● **WHAT TO DO**
Transcribe each of the records below exactly, excluding all pictures.
╭──
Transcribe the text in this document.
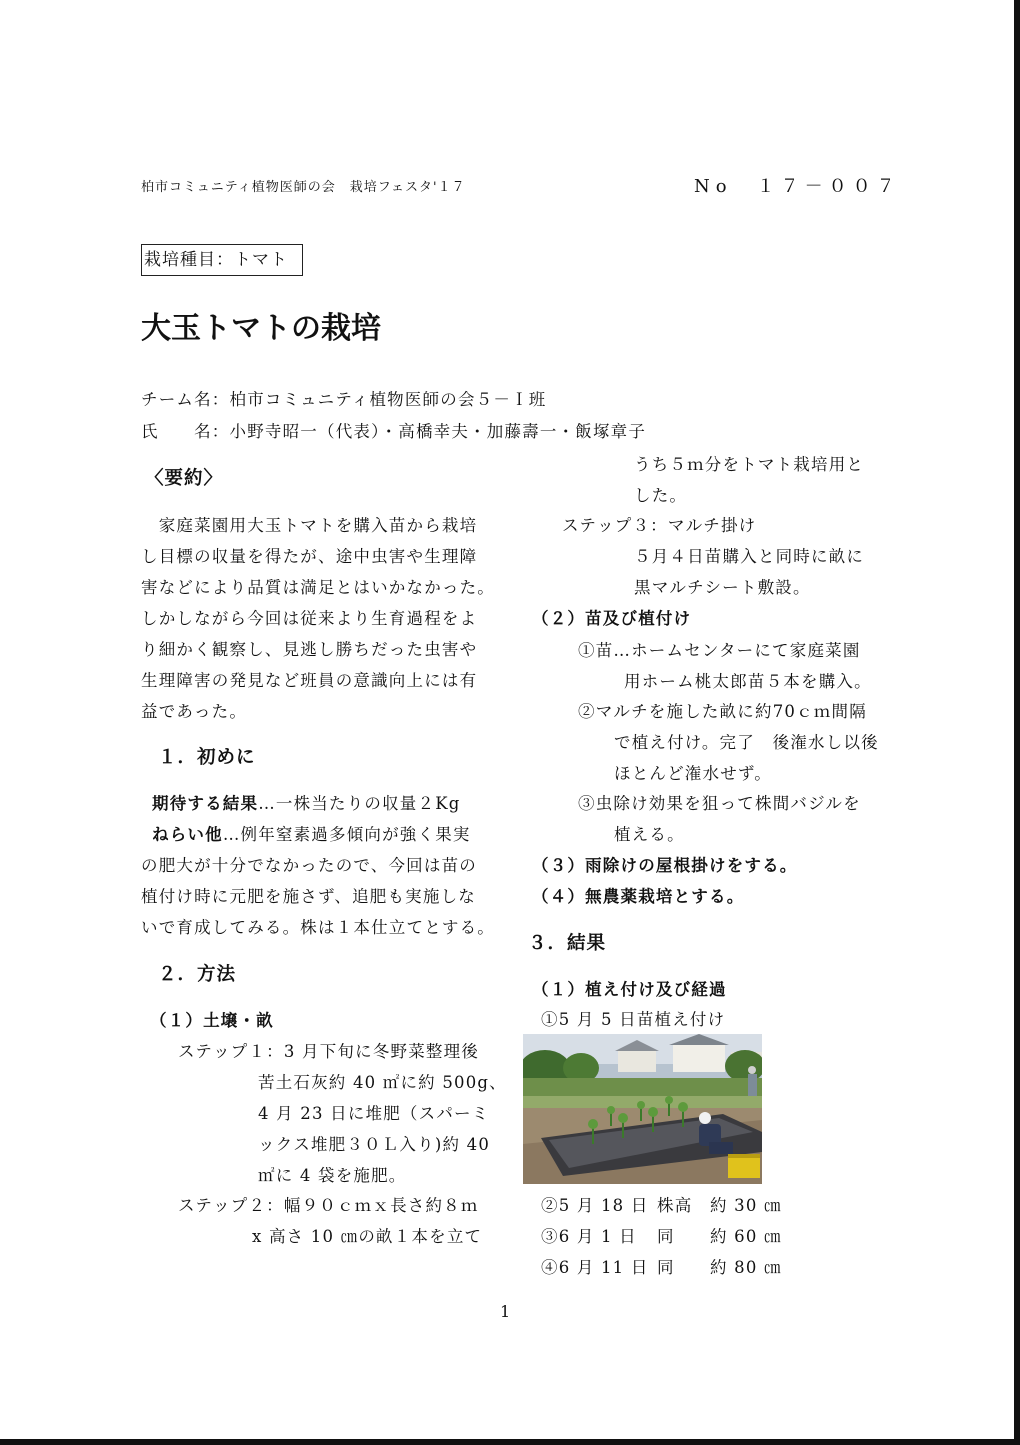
柏市コミュニティ植物医師の会　栽培フェスタ'１７	No　１７－００７
栽培種目：トマト
大玉トマトの栽培
チーム名：柏市コミュニティ植物医師の会５－Ｉ班
氏　　名：小野寺昭一（代表）・高橋幸夫・加藤壽一・飯塚章子
〈要約〉
　家庭菜園用大玉トマトを購入苗から栽培
し目標の収量を得たが、途中虫害や生理障
害などにより品質は満足とはいかなかった。
しかしながら今回は従来より生育過程をよ
り細かく観察し、見逃し勝ちだった虫害や
生理障害の発見など班員の意識向上には有
益であった。
１．初めに
期待する結果…一株当たりの収量２Kg
ねらい他…例年窒素過多傾向が強く果実
の肥大が十分でなかったので、今回は苗の
植付け時に元肥を施さず、追肥も実施しな
いで育成してみる。株は１本仕立てとする。
２．方法
（１）土壌・畝
ステップ１：3 月下旬に冬野菜整理後
苦土石灰約 40 ㎡に約 500g、
4 月 23 日に堆肥（スパーミ
ックス堆肥３０Ｌ入り)約 40
㎡に 4 袋を施肥。
ステップ２：幅９０ｃｍｘ長さ約８ｍ
x 高さ 10 ㎝の畝１本を立て
うち５ｍ分をトマト栽培用と
した。
ステップ３：マルチ掛け
５月４日苗購入と同時に畝に
黒マルチシート敷設。
（２）苗及び植付け
①苗…ホームセンターにて家庭菜園
用ホーム桃太郎苗５本を購入。
②マルチを施した畝に約70ｃｍ間隔
で植え付け。完了　後潅水し以後
ほとんど潅水せず。
③虫除け効果を狙って株間バジルを
植える。
（３）雨除けの屋根掛けをする。
（４）無農薬栽培とする。
３．結果
（１）植え付け及び経過
①5 月 5 日苗植え付け
②5 月 18 日 株高 約 30 ㎝
③6 月 1 日 同 約 60 ㎝
④6 月 11 日 同 約 80 ㎝
1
╰──
● **RESULT**
Transcribe the text in this document.
柏市コミュニティ植物医師の会　栽培フェスタ'１７	No　１７－００７
栽培種目：トマト
大玉トマトの栽培
チーム名：柏市コミュニティ植物医師の会５－Ｉ班
氏　　名：小野寺昭一（代表）・高橋幸夫・加藤壽一・飯塚章子
〈要約〉
　家庭菜園用大玉トマトを購入苗から栽培
し目標の収量を得たが、途中虫害や生理障
害などにより品質は満足とはいかなかった。
しかしながら今回は従来より生育過程をよ
り細かく観察し、見逃し勝ちだった虫害や
生理障害の発見など班員の意識向上には有
益であった。
１．初めに
期待する結果…一株当たりの収量２Kg
ねらい他…例年窒素過多傾向が強く果実
の肥大が十分でなかったので、今回は苗の
植付け時に元肥を施さず、追肥も実施しな
いで育成してみる。株は１本仕立てとする。
２．方法
（１）土壌・畝
ステップ１：3 月下旬に冬野菜整理後
苦土石灰約 40 ㎡に約 500g、
4 月 23 日に堆肥（スパーミ
ックス堆肥３０Ｌ入り)約 40
㎡に 4 袋を施肥。
ステップ２：幅９０ｃｍｘ長さ約８ｍ
x 高さ 10 ㎝の畝１本を立て
うち５ｍ分をトマト栽培用と
した。
ステップ３：マルチ掛け
５月４日苗購入と同時に畝に
黒マルチシート敷設。
（２）苗及び植付け
①苗…ホームセンターにて家庭菜園
用ホーム桃太郎苗５本を購入。
②マルチを施した畝に約70ｃｍ間隔
で植え付け。完了　後潅水し以後
ほとんど潅水せず。
③虫除け効果を狙って株間バジルを
植える。
（３）雨除けの屋根掛けをする。
（４）無農薬栽培とする。
３．結果
（１）植え付け及び経過
①5 月 5 日苗植え付け
②5 月 18 日 株高 約 30 ㎝
③6 月 1 日 同 約 60 ㎝
④6 月 11 日 同 約 80 ㎝
1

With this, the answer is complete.